Work required
Retype all material exactly. Pictures stay out of the copy.

Task input
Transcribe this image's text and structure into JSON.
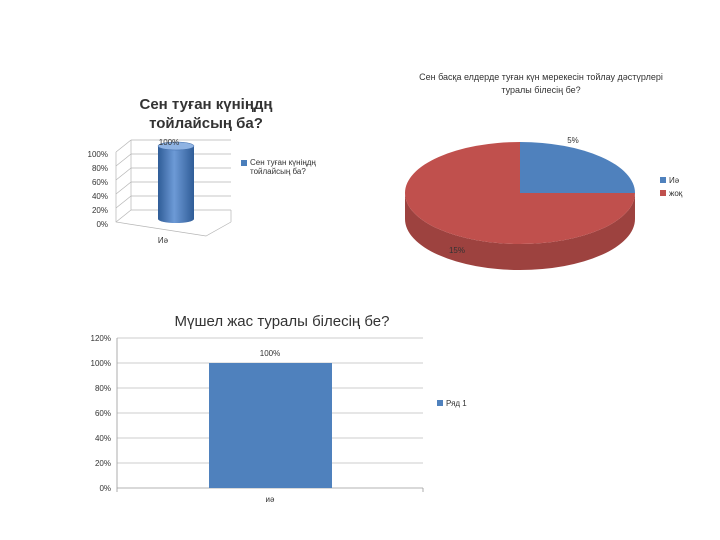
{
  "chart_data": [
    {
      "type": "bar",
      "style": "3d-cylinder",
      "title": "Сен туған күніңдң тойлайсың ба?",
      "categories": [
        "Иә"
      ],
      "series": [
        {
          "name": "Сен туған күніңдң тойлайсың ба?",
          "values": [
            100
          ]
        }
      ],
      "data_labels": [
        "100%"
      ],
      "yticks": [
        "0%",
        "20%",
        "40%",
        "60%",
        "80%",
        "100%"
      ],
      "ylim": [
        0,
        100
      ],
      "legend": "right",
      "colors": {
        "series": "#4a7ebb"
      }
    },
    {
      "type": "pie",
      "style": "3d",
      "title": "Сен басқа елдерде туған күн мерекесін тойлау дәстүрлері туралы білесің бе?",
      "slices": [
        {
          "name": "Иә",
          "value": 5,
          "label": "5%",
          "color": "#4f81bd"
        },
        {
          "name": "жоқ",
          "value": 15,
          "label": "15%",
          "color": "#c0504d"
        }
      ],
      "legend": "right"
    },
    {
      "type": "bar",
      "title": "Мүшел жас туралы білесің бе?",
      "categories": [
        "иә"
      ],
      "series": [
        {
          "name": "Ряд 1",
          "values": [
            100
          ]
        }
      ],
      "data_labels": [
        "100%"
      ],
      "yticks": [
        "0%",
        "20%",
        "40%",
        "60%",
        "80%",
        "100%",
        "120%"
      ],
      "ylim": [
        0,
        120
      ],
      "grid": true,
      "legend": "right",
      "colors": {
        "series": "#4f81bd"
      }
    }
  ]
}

Task answer
Transcribe this image's text and structure into JSON.
{
  "chart_data": [
    {
      "type": "bar",
      "style": "3d-cylinder",
      "title": "Сен туған күніңдң тойлайсың ба?",
      "categories": [
        "Иә"
      ],
      "series": [
        {
          "name": "Сен туған күніңдң тойлайсың ба?",
          "values": [
            100
          ]
        }
      ],
      "data_labels": [
        "100%"
      ],
      "yticks": [
        "0%",
        "20%",
        "40%",
        "60%",
        "80%",
        "100%"
      ],
      "ylim": [
        0,
        100
      ],
      "legend": "right",
      "colors": {
        "series": "#4a7ebb"
      }
    },
    {
      "type": "pie",
      "style": "3d",
      "title": "Сен басқа елдерде туған күн мерекесін тойлау дәстүрлері туралы білесің бе?",
      "slices": [
        {
          "name": "Иә",
          "value": 5,
          "label": "5%",
          "color": "#4f81bd"
        },
        {
          "name": "жоқ",
          "value": 15,
          "label": "15%",
          "color": "#c0504d"
        }
      ],
      "legend": "right"
    },
    {
      "type": "bar",
      "title": "Мүшел жас туралы білесің бе?",
      "categories": [
        "иә"
      ],
      "series": [
        {
          "name": "Ряд 1",
          "values": [
            100
          ]
        }
      ],
      "data_labels": [
        "100%"
      ],
      "yticks": [
        "0%",
        "20%",
        "40%",
        "60%",
        "80%",
        "100%",
        "120%"
      ],
      "ylim": [
        0,
        120
      ],
      "grid": true,
      "legend": "right",
      "colors": {
        "series": "#4f81bd"
      }
    }
  ]
}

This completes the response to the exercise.